AIM OF THE EXERCISE:
Every record must appear in your copy exactly as written, with no pictures.

** BEGIN DATASET RECORDS **

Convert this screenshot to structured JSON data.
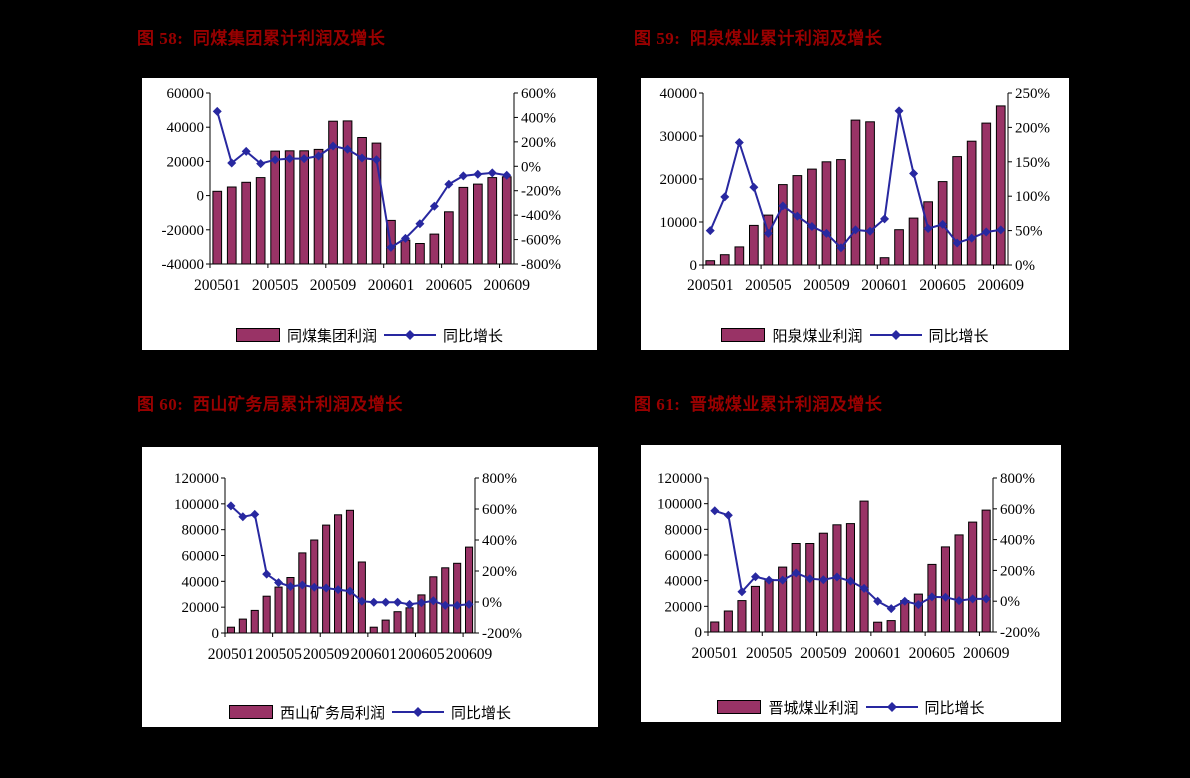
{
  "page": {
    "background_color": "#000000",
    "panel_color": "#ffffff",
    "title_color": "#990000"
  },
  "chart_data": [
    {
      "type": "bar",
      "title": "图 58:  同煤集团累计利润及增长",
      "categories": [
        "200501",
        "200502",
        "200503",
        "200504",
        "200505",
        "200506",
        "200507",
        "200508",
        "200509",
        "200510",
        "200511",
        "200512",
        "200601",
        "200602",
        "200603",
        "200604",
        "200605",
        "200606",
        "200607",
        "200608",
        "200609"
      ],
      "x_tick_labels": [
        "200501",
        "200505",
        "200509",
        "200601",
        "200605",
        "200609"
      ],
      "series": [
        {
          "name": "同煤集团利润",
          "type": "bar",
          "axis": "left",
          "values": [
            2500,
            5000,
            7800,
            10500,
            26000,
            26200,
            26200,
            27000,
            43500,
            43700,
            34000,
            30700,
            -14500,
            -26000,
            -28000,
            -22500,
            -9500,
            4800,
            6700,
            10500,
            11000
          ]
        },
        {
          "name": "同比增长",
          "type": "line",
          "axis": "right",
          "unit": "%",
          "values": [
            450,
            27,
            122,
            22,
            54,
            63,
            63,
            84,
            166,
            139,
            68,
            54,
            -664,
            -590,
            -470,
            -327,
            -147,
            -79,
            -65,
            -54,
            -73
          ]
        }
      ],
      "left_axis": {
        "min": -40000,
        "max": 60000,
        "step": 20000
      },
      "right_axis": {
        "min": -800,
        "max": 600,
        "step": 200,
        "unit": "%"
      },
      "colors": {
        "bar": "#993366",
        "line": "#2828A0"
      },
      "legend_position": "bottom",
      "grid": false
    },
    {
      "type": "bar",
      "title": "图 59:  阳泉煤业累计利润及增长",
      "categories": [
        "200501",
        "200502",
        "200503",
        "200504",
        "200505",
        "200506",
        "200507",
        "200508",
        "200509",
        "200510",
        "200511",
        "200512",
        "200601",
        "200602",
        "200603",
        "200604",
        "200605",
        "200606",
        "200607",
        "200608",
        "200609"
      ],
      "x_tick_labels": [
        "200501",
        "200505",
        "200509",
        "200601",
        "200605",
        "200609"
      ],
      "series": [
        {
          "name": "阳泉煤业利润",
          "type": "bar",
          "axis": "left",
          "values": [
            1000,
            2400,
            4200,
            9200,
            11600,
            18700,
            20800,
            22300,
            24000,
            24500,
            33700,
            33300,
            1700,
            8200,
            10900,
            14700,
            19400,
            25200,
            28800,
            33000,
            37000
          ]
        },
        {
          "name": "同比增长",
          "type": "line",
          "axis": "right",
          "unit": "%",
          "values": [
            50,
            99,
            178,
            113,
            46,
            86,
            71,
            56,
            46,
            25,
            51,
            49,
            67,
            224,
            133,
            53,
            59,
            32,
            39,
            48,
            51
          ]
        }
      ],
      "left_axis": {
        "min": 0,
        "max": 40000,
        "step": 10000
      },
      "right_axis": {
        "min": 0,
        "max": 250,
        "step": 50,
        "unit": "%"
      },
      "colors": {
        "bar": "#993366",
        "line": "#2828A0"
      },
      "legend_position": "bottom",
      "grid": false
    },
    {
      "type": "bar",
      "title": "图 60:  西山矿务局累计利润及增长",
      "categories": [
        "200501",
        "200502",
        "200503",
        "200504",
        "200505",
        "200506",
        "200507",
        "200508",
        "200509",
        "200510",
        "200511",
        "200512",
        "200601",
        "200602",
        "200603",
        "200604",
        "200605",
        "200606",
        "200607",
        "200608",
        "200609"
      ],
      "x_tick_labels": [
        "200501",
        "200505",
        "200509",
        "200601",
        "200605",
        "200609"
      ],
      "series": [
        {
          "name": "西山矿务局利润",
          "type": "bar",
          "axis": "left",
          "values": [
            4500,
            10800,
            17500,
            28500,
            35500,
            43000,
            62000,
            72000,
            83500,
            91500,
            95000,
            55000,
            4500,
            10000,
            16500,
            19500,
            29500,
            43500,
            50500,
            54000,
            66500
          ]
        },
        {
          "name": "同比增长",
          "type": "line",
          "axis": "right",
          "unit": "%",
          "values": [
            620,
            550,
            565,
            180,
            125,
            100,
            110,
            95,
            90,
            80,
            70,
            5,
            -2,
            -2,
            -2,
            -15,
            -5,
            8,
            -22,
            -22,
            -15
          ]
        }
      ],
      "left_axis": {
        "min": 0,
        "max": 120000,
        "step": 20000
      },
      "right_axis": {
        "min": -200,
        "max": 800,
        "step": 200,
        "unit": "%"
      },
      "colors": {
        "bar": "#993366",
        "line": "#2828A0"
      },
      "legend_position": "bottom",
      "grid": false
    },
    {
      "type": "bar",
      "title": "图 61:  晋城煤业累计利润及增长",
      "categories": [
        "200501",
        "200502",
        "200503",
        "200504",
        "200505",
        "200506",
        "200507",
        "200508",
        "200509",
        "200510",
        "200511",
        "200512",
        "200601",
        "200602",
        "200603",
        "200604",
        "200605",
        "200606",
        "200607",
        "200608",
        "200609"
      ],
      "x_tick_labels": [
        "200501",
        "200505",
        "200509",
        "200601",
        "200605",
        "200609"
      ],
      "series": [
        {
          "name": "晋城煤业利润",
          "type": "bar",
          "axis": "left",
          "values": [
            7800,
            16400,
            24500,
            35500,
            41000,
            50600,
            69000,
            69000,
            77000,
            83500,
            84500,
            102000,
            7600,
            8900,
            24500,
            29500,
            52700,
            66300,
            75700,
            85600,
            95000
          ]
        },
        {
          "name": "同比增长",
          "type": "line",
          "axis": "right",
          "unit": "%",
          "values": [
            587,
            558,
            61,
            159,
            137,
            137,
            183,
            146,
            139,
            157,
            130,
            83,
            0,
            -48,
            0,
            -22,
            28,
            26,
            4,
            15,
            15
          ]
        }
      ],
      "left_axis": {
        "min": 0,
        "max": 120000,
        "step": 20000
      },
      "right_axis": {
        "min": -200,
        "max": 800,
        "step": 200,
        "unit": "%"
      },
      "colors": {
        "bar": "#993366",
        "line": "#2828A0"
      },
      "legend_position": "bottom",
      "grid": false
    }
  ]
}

** END DATASET RECORDS **

ANSWER:
Convert this screenshot to structured JSON data.
{
  "page": {
    "background_color": "#000000",
    "panel_color": "#ffffff",
    "title_color": "#990000"
  },
  "chart_data": [
    {
      "type": "bar",
      "title": "图 58:  同煤集团累计利润及增长",
      "categories": [
        "200501",
        "200502",
        "200503",
        "200504",
        "200505",
        "200506",
        "200507",
        "200508",
        "200509",
        "200510",
        "200511",
        "200512",
        "200601",
        "200602",
        "200603",
        "200604",
        "200605",
        "200606",
        "200607",
        "200608",
        "200609"
      ],
      "x_tick_labels": [
        "200501",
        "200505",
        "200509",
        "200601",
        "200605",
        "200609"
      ],
      "series": [
        {
          "name": "同煤集团利润",
          "type": "bar",
          "axis": "left",
          "values": [
            2500,
            5000,
            7800,
            10500,
            26000,
            26200,
            26200,
            27000,
            43500,
            43700,
            34000,
            30700,
            -14500,
            -26000,
            -28000,
            -22500,
            -9500,
            4800,
            6700,
            10500,
            11000
          ]
        },
        {
          "name": "同比增长",
          "type": "line",
          "axis": "right",
          "unit": "%",
          "values": [
            450,
            27,
            122,
            22,
            54,
            63,
            63,
            84,
            166,
            139,
            68,
            54,
            -664,
            -590,
            -470,
            -327,
            -147,
            -79,
            -65,
            -54,
            -73
          ]
        }
      ],
      "left_axis": {
        "min": -40000,
        "max": 60000,
        "step": 20000
      },
      "right_axis": {
        "min": -800,
        "max": 600,
        "step": 200,
        "unit": "%"
      },
      "colors": {
        "bar": "#993366",
        "line": "#2828A0"
      },
      "legend_position": "bottom",
      "grid": false
    },
    {
      "type": "bar",
      "title": "图 59:  阳泉煤业累计利润及增长",
      "categories": [
        "200501",
        "200502",
        "200503",
        "200504",
        "200505",
        "200506",
        "200507",
        "200508",
        "200509",
        "200510",
        "200511",
        "200512",
        "200601",
        "200602",
        "200603",
        "200604",
        "200605",
        "200606",
        "200607",
        "200608",
        "200609"
      ],
      "x_tick_labels": [
        "200501",
        "200505",
        "200509",
        "200601",
        "200605",
        "200609"
      ],
      "series": [
        {
          "name": "阳泉煤业利润",
          "type": "bar",
          "axis": "left",
          "values": [
            1000,
            2400,
            4200,
            9200,
            11600,
            18700,
            20800,
            22300,
            24000,
            24500,
            33700,
            33300,
            1700,
            8200,
            10900,
            14700,
            19400,
            25200,
            28800,
            33000,
            37000
          ]
        },
        {
          "name": "同比增长",
          "type": "line",
          "axis": "right",
          "unit": "%",
          "values": [
            50,
            99,
            178,
            113,
            46,
            86,
            71,
            56,
            46,
            25,
            51,
            49,
            67,
            224,
            133,
            53,
            59,
            32,
            39,
            48,
            51
          ]
        }
      ],
      "left_axis": {
        "min": 0,
        "max": 40000,
        "step": 10000
      },
      "right_axis": {
        "min": 0,
        "max": 250,
        "step": 50,
        "unit": "%"
      },
      "colors": {
        "bar": "#993366",
        "line": "#2828A0"
      },
      "legend_position": "bottom",
      "grid": false
    },
    {
      "type": "bar",
      "title": "图 60:  西山矿务局累计利润及增长",
      "categories": [
        "200501",
        "200502",
        "200503",
        "200504",
        "200505",
        "200506",
        "200507",
        "200508",
        "200509",
        "200510",
        "200511",
        "200512",
        "200601",
        "200602",
        "200603",
        "200604",
        "200605",
        "200606",
        "200607",
        "200608",
        "200609"
      ],
      "x_tick_labels": [
        "200501",
        "200505",
        "200509",
        "200601",
        "200605",
        "200609"
      ],
      "series": [
        {
          "name": "西山矿务局利润",
          "type": "bar",
          "axis": "left",
          "values": [
            4500,
            10800,
            17500,
            28500,
            35500,
            43000,
            62000,
            72000,
            83500,
            91500,
            95000,
            55000,
            4500,
            10000,
            16500,
            19500,
            29500,
            43500,
            50500,
            54000,
            66500
          ]
        },
        {
          "name": "同比增长",
          "type": "line",
          "axis": "right",
          "unit": "%",
          "values": [
            620,
            550,
            565,
            180,
            125,
            100,
            110,
            95,
            90,
            80,
            70,
            5,
            -2,
            -2,
            -2,
            -15,
            -5,
            8,
            -22,
            -22,
            -15
          ]
        }
      ],
      "left_axis": {
        "min": 0,
        "max": 120000,
        "step": 20000
      },
      "right_axis": {
        "min": -200,
        "max": 800,
        "step": 200,
        "unit": "%"
      },
      "colors": {
        "bar": "#993366",
        "line": "#2828A0"
      },
      "legend_position": "bottom",
      "grid": false
    },
    {
      "type": "bar",
      "title": "图 61:  晋城煤业累计利润及增长",
      "categories": [
        "200501",
        "200502",
        "200503",
        "200504",
        "200505",
        "200506",
        "200507",
        "200508",
        "200509",
        "200510",
        "200511",
        "200512",
        "200601",
        "200602",
        "200603",
        "200604",
        "200605",
        "200606",
        "200607",
        "200608",
        "200609"
      ],
      "x_tick_labels": [
        "200501",
        "200505",
        "200509",
        "200601",
        "200605",
        "200609"
      ],
      "series": [
        {
          "name": "晋城煤业利润",
          "type": "bar",
          "axis": "left",
          "values": [
            7800,
            16400,
            24500,
            35500,
            41000,
            50600,
            69000,
            69000,
            77000,
            83500,
            84500,
            102000,
            7600,
            8900,
            24500,
            29500,
            52700,
            66300,
            75700,
            85600,
            95000
          ]
        },
        {
          "name": "同比增长",
          "type": "line",
          "axis": "right",
          "unit": "%",
          "values": [
            587,
            558,
            61,
            159,
            137,
            137,
            183,
            146,
            139,
            157,
            130,
            83,
            0,
            -48,
            0,
            -22,
            28,
            26,
            4,
            15,
            15
          ]
        }
      ],
      "left_axis": {
        "min": 0,
        "max": 120000,
        "step": 20000
      },
      "right_axis": {
        "min": -200,
        "max": 800,
        "step": 200,
        "unit": "%"
      },
      "colors": {
        "bar": "#993366",
        "line": "#2828A0"
      },
      "legend_position": "bottom",
      "grid": false
    }
  ]
}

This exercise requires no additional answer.